## [INFORMATION PROVIDED]
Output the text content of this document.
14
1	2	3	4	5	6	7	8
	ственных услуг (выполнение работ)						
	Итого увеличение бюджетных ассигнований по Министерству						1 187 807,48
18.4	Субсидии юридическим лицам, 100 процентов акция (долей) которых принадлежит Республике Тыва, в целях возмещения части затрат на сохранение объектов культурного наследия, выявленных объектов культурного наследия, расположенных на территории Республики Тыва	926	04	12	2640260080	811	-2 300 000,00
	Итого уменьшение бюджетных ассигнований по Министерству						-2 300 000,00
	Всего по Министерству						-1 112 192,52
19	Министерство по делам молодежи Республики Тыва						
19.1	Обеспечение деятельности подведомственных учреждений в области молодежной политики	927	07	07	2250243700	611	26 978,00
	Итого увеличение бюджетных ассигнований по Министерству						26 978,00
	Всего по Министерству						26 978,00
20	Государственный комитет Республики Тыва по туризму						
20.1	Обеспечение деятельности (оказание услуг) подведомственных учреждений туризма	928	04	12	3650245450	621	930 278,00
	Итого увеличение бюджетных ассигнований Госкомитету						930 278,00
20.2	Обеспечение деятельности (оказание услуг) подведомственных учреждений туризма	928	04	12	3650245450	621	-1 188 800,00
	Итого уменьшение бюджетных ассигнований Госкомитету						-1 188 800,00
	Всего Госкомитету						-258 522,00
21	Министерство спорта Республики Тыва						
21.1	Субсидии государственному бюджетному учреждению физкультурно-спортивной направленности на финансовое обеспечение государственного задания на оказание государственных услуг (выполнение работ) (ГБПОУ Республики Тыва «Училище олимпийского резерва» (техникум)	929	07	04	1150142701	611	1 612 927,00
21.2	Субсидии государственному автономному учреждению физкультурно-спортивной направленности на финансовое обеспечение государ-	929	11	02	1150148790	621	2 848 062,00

## [TO BE DONE]
Read through the lines above and collect those that contain the string "выполнение".

## [ANSWER TO THIS TASK]
	ственных услуг (выполнение работ)						
21.1	Субсидии государственному бюджетному учреждению физкультурно-спортивной направленности на финансовое обеспечение государственного задания на оказание государственных услуг (выполнение работ) (ГБПОУ Республики Тыва «Училище олимпийского резерва» (техникум)	929	07	04	1150142701	611	1 612 927,00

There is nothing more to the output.